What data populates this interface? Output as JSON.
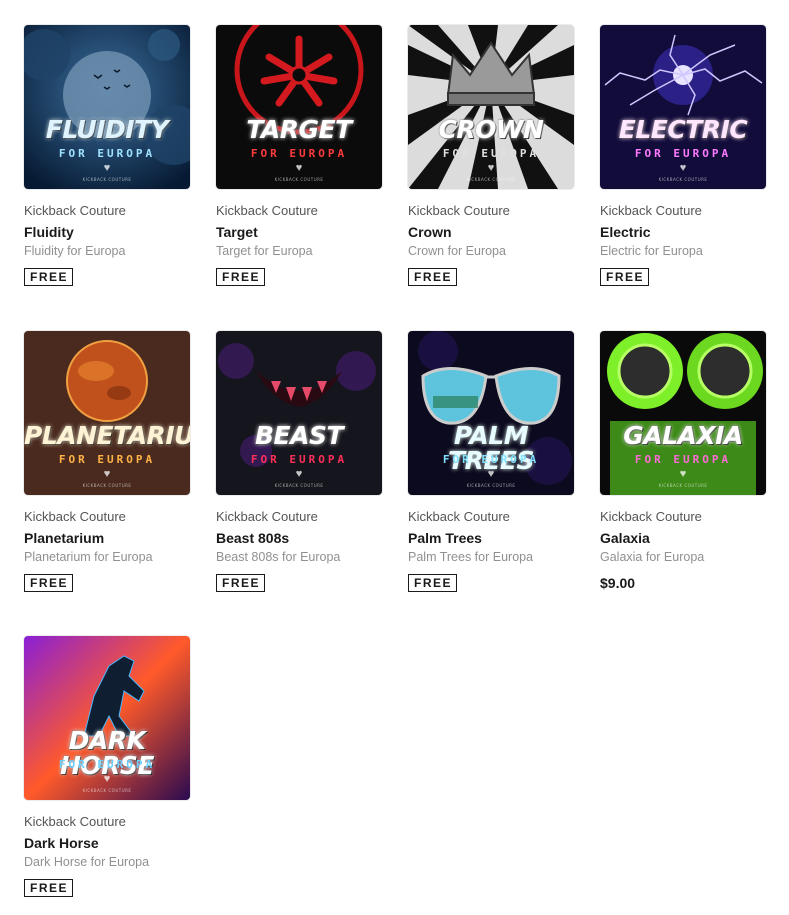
{
  "products": [
    {
      "artist": "Kickback Couture",
      "name": "Fluidity",
      "description": "Fluidity for Europa",
      "price": "FREE",
      "is_free": true,
      "art_title": "Fluidity",
      "art_subtitle": "For Europa",
      "art_brand": "KICKBACK COUTURE",
      "theme": "fluidity",
      "colors": {
        "title": "#dff4ff",
        "subtitle": "#9fe2ff",
        "bg": "#0a2a4f"
      }
    },
    {
      "artist": "Kickback Couture",
      "name": "Target",
      "description": "Target for Europa",
      "price": "FREE",
      "is_free": true,
      "art_title": "Target",
      "art_subtitle": "For Europa",
      "art_brand": "KICKBACK COUTURE",
      "theme": "target",
      "colors": {
        "title": "#ffffff",
        "subtitle": "#ff3b3b",
        "bg": "#0b0b0b"
      }
    },
    {
      "artist": "Kickback Couture",
      "name": "Crown",
      "description": "Crown for Europa",
      "price": "FREE",
      "is_free": true,
      "art_title": "Crown",
      "art_subtitle": "For Europa",
      "art_brand": "KICKBACK COUTURE",
      "theme": "crown",
      "colors": {
        "title": "#ffffff",
        "subtitle": "#e0e0e0",
        "bg": "#1a1a1a"
      }
    },
    {
      "artist": "Kickback Couture",
      "name": "Electric",
      "description": "Electric for Europa",
      "price": "FREE",
      "is_free": true,
      "art_title": "Electric",
      "art_subtitle": "For Europa",
      "art_brand": "KICKBACK COUTURE",
      "theme": "electric",
      "colors": {
        "title": "#ffe6ff",
        "subtitle": "#ff7bff",
        "bg": "#120c3a"
      }
    },
    {
      "artist": "Kickback Couture",
      "name": "Planetarium",
      "description": "Planetarium for Europa",
      "price": "FREE",
      "is_free": true,
      "art_title": "Planetarium",
      "art_subtitle": "For Europa",
      "art_brand": "KICKBACK COUTURE",
      "theme": "planetarium",
      "colors": {
        "title": "#fff3d6",
        "subtitle": "#ffb347",
        "bg": "#4a2a1e"
      }
    },
    {
      "artist": "Kickback Couture",
      "name": "Beast 808s",
      "description": "Beast 808s for Europa",
      "price": "FREE",
      "is_free": true,
      "art_title": "Beast",
      "art_subtitle": "For Europa",
      "art_brand": "KICKBACK COUTURE",
      "theme": "beast",
      "colors": {
        "title": "#ffffff",
        "subtitle": "#ff2f5a",
        "bg": "#1a1a22"
      }
    },
    {
      "artist": "Kickback Couture",
      "name": "Palm Trees",
      "description": "Palm Trees for Europa",
      "price": "FREE",
      "is_free": true,
      "art_title": "Palm Trees",
      "art_subtitle": "For Europa",
      "art_brand": "KICKBACK COUTURE",
      "theme": "palm",
      "colors": {
        "title": "#e8fbff",
        "subtitle": "#7fe3ff",
        "bg": "#0c0a1e"
      }
    },
    {
      "artist": "Kickback Couture",
      "name": "Galaxia",
      "description": "Galaxia for Europa",
      "price": "$9.00",
      "is_free": false,
      "art_title": "Galaxia",
      "art_subtitle": "For Europa",
      "art_brand": "KICKBACK COUTURE",
      "theme": "galaxia",
      "colors": {
        "title": "#ffffff",
        "subtitle": "#ff6bd6",
        "bg": "#0a0a0a"
      }
    },
    {
      "artist": "Kickback Couture",
      "name": "Dark Horse",
      "description": "Dark Horse for Europa",
      "price": "FREE",
      "is_free": true,
      "art_title": "Dark Horse",
      "art_subtitle": "For Europa",
      "art_brand": "KICKBACK COUTURE",
      "theme": "darkhorse",
      "colors": {
        "title": "#ffffff",
        "subtitle": "#6ad1ff",
        "bg": "#2a1020"
      }
    }
  ]
}
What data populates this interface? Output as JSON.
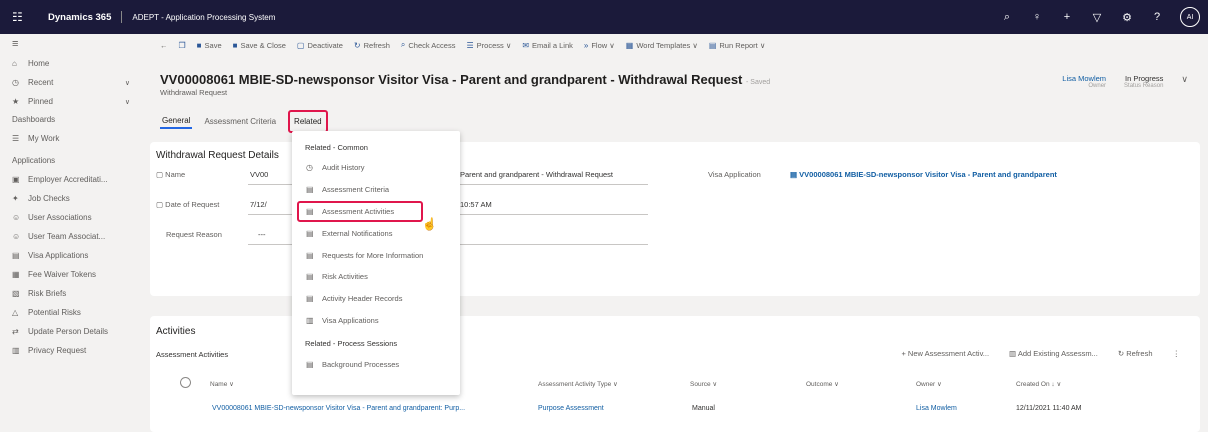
{
  "topbar": {
    "waffle": "☷",
    "brand": "Dynamics 365",
    "app_name": "ADEPT - Application Processing System",
    "icons": [
      "⌕",
      "♀",
      "+",
      "▽",
      "⚙",
      "?"
    ],
    "avatar": "AI"
  },
  "sidebar": {
    "menu": "≡",
    "top_items": [
      {
        "icon": "⌂",
        "label": "Home"
      },
      {
        "icon": "◷",
        "label": "Recent",
        "chevron": "∨"
      },
      {
        "icon": "★",
        "label": "Pinned",
        "chevron": "∨"
      }
    ],
    "dashboards_header": "Dashboards",
    "dashboards": [
      {
        "icon": "☰",
        "label": "My Work"
      }
    ],
    "applications_header": "Applications",
    "applications": [
      {
        "icon": "▣",
        "label": "Employer Accreditati..."
      },
      {
        "icon": "✦",
        "label": "Job Checks"
      },
      {
        "icon": "☺",
        "label": "User Associations"
      },
      {
        "icon": "☺",
        "label": "User Team Associat..."
      },
      {
        "icon": "▤",
        "label": "Visa Applications"
      },
      {
        "icon": "▦",
        "label": "Fee Waiver Tokens"
      },
      {
        "icon": "▧",
        "label": "Risk Briefs"
      },
      {
        "icon": "△",
        "label": "Potential Risks"
      },
      {
        "icon": "⇄",
        "label": "Update Person Details"
      },
      {
        "icon": "▥",
        "label": "Privacy Request"
      }
    ]
  },
  "cmdbar": {
    "back": "←",
    "items": [
      {
        "icon": "❐",
        "label": ""
      },
      {
        "icon": "■",
        "label": "Save"
      },
      {
        "icon": "■",
        "label": "Save & Close"
      },
      {
        "icon": "▢",
        "label": "Deactivate"
      },
      {
        "icon": "↻",
        "label": "Refresh"
      },
      {
        "icon": "⌕",
        "label": "Check Access"
      },
      {
        "icon": "☰",
        "label": "Process ∨"
      },
      {
        "icon": "✉",
        "label": "Email a Link"
      },
      {
        "icon": "»",
        "label": "Flow ∨"
      },
      {
        "icon": "▦",
        "label": "Word Templates ∨"
      },
      {
        "icon": "▤",
        "label": "Run Report ∨"
      }
    ]
  },
  "header": {
    "title": "VV00008061 MBIE-SD-newsponsor Visitor Visa - Parent and grandparent - Withdrawal Request",
    "saved": "- Saved",
    "subtitle": "Withdrawal Request",
    "owner_value": "Lisa Mowlem",
    "owner_label": "Owner",
    "status_value": "In Progress",
    "status_label": "Status Reason",
    "expand": "∨"
  },
  "tabs": [
    "General",
    "Assessment Criteria",
    "Related"
  ],
  "details": {
    "title": "Withdrawal Request Details",
    "name_label": "Name",
    "name_value_prefix": "VV00",
    "name_value_suffix": "Parent and grandparent - Withdrawal Request",
    "date_label": "Date of Request",
    "date_value_prefix": "7/12/",
    "date_time": "10:57 AM",
    "reason_label": "Request Reason",
    "reason_value": "---",
    "visa_label": "Visa Application",
    "visa_value": "VV00008061 MBIE-SD-newsponsor Visitor Visa - Parent and grandparent"
  },
  "dropdown": {
    "section1": "Related - Common",
    "items1": [
      {
        "icon": "◷",
        "label": "Audit History"
      },
      {
        "icon": "▤",
        "label": "Assessment Criteria"
      },
      {
        "icon": "▤",
        "label": "Assessment Activities"
      },
      {
        "icon": "▤",
        "label": "External Notifications"
      },
      {
        "icon": "▤",
        "label": "Requests for More Information"
      },
      {
        "icon": "▤",
        "label": "Risk Activities"
      },
      {
        "icon": "▤",
        "label": "Activity Header Records"
      },
      {
        "icon": "▥",
        "label": "Visa Applications"
      }
    ],
    "section2": "Related - Process Sessions",
    "items2": [
      {
        "icon": "▤",
        "label": "Background Processes"
      }
    ]
  },
  "activities": {
    "title": "Activities",
    "subtitle": "Assessment Activities",
    "new_label": "+ New Assessment Activ...",
    "existing_label": "Add Existing Assessm...",
    "refresh_label": "↻ Refresh",
    "more": "⋮",
    "columns": [
      "Name ∨",
      "Assessment Activity Type ∨",
      "Source ∨",
      "Outcome ∨",
      "Owner ∨",
      "Created On ↓ ∨"
    ],
    "row": {
      "name": "VV00008061 MBIE-SD-newsponsor Visitor Visa - Parent and grandparent: Purp...",
      "type": "Purpose Assessment",
      "source": "Manual",
      "outcome": "",
      "owner": "Lisa Mowlem",
      "created": "12/11/2021 11:40 AM"
    }
  },
  "cursor": "☝"
}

* **GIVEN INSTRUCTION**:
Look through the lines above and collect those with the word "newsponsor".

* **COMPLETED TASK**:
    "title": "VV00008061 MBIE-SD-newsponsor Visitor Visa - Parent and grandparent - Withdrawal Request",
    "visa_value": "VV00008061 MBIE-SD-newsponsor Visitor Visa - Parent and grandparent"
      "name": "VV00008061 MBIE-SD-newsponsor Visitor Visa - Parent and grandparent: Purp...",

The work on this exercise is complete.